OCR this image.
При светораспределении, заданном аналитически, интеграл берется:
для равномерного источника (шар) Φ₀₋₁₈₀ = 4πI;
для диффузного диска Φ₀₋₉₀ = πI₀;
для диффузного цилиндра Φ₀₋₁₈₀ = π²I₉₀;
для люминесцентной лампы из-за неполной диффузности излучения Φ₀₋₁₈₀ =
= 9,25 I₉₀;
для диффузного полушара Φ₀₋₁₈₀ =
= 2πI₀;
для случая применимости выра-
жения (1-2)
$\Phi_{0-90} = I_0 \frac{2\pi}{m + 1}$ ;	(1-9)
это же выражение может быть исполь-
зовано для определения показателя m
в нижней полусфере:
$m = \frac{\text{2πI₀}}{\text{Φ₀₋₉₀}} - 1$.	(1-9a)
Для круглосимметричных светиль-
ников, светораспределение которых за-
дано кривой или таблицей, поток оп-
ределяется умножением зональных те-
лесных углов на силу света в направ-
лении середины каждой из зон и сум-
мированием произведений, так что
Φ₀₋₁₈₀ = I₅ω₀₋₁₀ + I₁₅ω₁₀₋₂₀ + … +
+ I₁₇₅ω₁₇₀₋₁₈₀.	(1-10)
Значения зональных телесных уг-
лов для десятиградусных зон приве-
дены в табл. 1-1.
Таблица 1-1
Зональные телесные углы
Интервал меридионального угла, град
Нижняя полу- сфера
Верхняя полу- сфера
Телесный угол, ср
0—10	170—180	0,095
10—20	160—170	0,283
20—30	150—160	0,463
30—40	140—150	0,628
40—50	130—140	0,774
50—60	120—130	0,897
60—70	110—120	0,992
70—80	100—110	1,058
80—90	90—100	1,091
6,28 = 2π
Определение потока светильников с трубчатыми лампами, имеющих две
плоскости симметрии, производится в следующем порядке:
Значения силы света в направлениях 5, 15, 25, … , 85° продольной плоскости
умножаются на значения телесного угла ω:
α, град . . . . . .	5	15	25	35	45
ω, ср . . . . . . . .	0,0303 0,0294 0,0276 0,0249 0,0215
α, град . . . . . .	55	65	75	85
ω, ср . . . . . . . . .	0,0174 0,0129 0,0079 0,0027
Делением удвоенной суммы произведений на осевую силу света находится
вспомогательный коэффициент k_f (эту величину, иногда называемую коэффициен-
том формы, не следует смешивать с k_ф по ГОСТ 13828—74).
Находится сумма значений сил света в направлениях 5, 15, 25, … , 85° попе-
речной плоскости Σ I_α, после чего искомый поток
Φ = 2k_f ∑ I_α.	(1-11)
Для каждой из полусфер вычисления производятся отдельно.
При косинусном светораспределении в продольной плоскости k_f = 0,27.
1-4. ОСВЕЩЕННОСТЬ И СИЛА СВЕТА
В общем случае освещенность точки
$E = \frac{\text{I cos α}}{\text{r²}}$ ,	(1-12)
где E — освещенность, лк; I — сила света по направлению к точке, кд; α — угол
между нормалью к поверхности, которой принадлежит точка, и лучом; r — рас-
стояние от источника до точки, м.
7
================================
▶ [Set exercise] Set down every record above exactly as given.

▶ [Result]
OCR this image.
При светораспределении, заданном аналитически, интеграл берется:
для равномерного источника (шар) Φ₀₋₁₈₀ = 4πI;
для диффузного диска Φ₀₋₉₀ = πI₀;
для диффузного цилиндра Φ₀₋₁₈₀ = π²I₉₀;
для люминесцентной лампы из-за неполной диффузности излучения Φ₀₋₁₈₀ =
= 9,25 I₉₀;
для диффузного полушара Φ₀₋₁₈₀ =
= 2πI₀;
для случая применимости выра-
жения (1-2)
$\Phi_{0-90} = I_0 \frac{2\pi}{m + 1}$ ;	(1-9)
это же выражение может быть исполь-
зовано для определения показателя m
в нижней полусфере:
$m = \frac{\text{2πI₀}}{\text{Φ₀₋₉₀}} - 1$.	(1-9a)
Для круглосимметричных светиль-
ников, светораспределение которых за-
дано кривой или таблицей, поток оп-
ределяется умножением зональных те-
лесных углов на силу света в направ-
лении середины каждой из зон и сум-
мированием произведений, так что
Φ₀₋₁₈₀ = I₅ω₀₋₁₀ + I₁₅ω₁₀₋₂₀ + … +
+ I₁₇₅ω₁₇₀₋₁₈₀.	(1-10)
Значения зональных телесных уг-
лов для десятиградусных зон приве-
дены в табл. 1-1.
Таблица 1-1
Зональные телесные углы
Интервал меридионального угла, град
Нижняя полу- сфера
Верхняя полу- сфера
Телесный угол, ср
0—10	170—180	0,095
10—20	160—170	0,283
20—30	150—160	0,463
30—40	140—150	0,628
40—50	130—140	0,774
50—60	120—130	0,897
60—70	110—120	0,992
70—80	100—110	1,058
80—90	90—100	1,091
6,28 = 2π
Определение потока светильников с трубчатыми лампами, имеющих две
плоскости симметрии, производится в следующем порядке:
Значения силы света в направлениях 5, 15, 25, … , 85° продольной плоскости
умножаются на значения телесного угла ω:
α, град . . . . . .	5	15	25	35	45
ω, ср . . . . . . . .	0,0303 0,0294 0,0276 0,0249 0,0215
α, град . . . . . .	55	65	75	85
ω, ср . . . . . . . . .	0,0174 0,0129 0,0079 0,0027
Делением удвоенной суммы произведений на осевую силу света находится
вспомогательный коэффициент k_f (эту величину, иногда называемую коэффициен-
том формы, не следует смешивать с k_ф по ГОСТ 13828—74).
Находится сумма значений сил света в направлениях 5, 15, 25, … , 85° попе-
речной плоскости Σ I_α, после чего искомый поток
Φ = 2k_f ∑ I_α.	(1-11)
Для каждой из полусфер вычисления производятся отдельно.
При косинусном светораспределении в продольной плоскости k_f = 0,27.
1-4. ОСВЕЩЕННОСТЬ И СИЛА СВЕТА
В общем случае освещенность точки
$E = \frac{\text{I cos α}}{\text{r²}}$ ,	(1-12)
где E — освещенность, лк; I — сила света по направлению к точке, кд; α — угол
между нормалью к поверхности, которой принадлежит точка, и лучом; r — рас-
стояние от источника до точки, м.
7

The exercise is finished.